- Given instruction -
Each line that follows is to be retyped exactly.

[Dataset items]

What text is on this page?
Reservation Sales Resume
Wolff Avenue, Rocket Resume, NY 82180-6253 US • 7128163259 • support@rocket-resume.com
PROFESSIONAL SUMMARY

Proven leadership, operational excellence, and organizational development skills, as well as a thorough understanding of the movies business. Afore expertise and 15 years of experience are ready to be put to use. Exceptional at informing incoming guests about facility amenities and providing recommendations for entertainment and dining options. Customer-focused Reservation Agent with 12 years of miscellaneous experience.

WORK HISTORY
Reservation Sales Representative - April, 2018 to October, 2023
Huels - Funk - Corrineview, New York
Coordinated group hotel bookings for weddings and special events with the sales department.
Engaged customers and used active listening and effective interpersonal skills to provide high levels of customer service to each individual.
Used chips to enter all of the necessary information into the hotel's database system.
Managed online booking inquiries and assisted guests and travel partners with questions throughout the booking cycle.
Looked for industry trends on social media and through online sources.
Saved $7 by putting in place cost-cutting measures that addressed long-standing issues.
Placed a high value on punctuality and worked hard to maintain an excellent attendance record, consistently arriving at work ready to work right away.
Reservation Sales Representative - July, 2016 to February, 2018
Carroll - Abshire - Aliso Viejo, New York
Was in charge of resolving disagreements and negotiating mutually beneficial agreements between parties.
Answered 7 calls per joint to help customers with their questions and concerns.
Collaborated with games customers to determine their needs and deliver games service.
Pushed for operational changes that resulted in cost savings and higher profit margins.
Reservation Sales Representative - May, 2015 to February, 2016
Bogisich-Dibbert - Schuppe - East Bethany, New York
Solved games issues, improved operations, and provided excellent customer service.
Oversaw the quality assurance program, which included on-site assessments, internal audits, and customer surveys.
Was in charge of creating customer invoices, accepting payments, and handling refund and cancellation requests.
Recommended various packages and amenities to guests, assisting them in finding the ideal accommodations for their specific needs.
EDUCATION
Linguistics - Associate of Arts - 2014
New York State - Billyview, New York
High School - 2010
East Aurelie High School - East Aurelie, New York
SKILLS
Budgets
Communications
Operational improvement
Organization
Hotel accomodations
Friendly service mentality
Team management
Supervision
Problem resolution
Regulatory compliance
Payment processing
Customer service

- Solution below -
What text is on this page?
Reservation Sales Resume
Wolff Avenue, Rocket Resume, NY 82180-6253 US • 7128163259 • support@rocket-resume.com
PROFESSIONAL SUMMARY

Proven leadership, operational excellence, and organizational development skills, as well as a thorough understanding of the movies business. Afore expertise and 15 years of experience are ready to be put to use. Exceptional at informing incoming guests about facility amenities and providing recommendations for entertainment and dining options. Customer-focused Reservation Agent with 12 years of miscellaneous experience.

WORK HISTORY
Reservation Sales Representative - April, 2018 to October, 2023
Huels - Funk - Corrineview, New York
Coordinated group hotel bookings for weddings and special events with the sales department.
Engaged customers and used active listening and effective interpersonal skills to provide high levels of customer service to each individual.
Used chips to enter all of the necessary information into the hotel's database system.
Managed online booking inquiries and assisted guests and travel partners with questions throughout the booking cycle.
Looked for industry trends on social media and through online sources.
Saved $7 by putting in place cost-cutting measures that addressed long-standing issues.
Placed a high value on punctuality and worked hard to maintain an excellent attendance record, consistently arriving at work ready to work right away.
Reservation Sales Representative - July, 2016 to February, 2018
Carroll - Abshire - Aliso Viejo, New York
Was in charge of resolving disagreements and negotiating mutually beneficial agreements between parties.
Answered 7 calls per joint to help customers with their questions and concerns.
Collaborated with games customers to determine their needs and deliver games service.
Pushed for operational changes that resulted in cost savings and higher profit margins.
Reservation Sales Representative - May, 2015 to February, 2016
Bogisich-Dibbert - Schuppe - East Bethany, New York
Solved games issues, improved operations, and provided excellent customer service.
Oversaw the quality assurance program, which included on-site assessments, internal audits, and customer surveys.
Was in charge of creating customer invoices, accepting payments, and handling refund and cancellation requests.
Recommended various packages and amenities to guests, assisting them in finding the ideal accommodations for their specific needs.
EDUCATION
Linguistics - Associate of Arts - 2014
New York State - Billyview, New York
High School - 2010
East Aurelie High School - East Aurelie, New York
SKILLS
Budgets
Communications
Operational improvement
Organization
Hotel accomodations
Friendly service mentality
Team management
Supervision
Problem resolution
Regulatory compliance
Payment processing
Customer service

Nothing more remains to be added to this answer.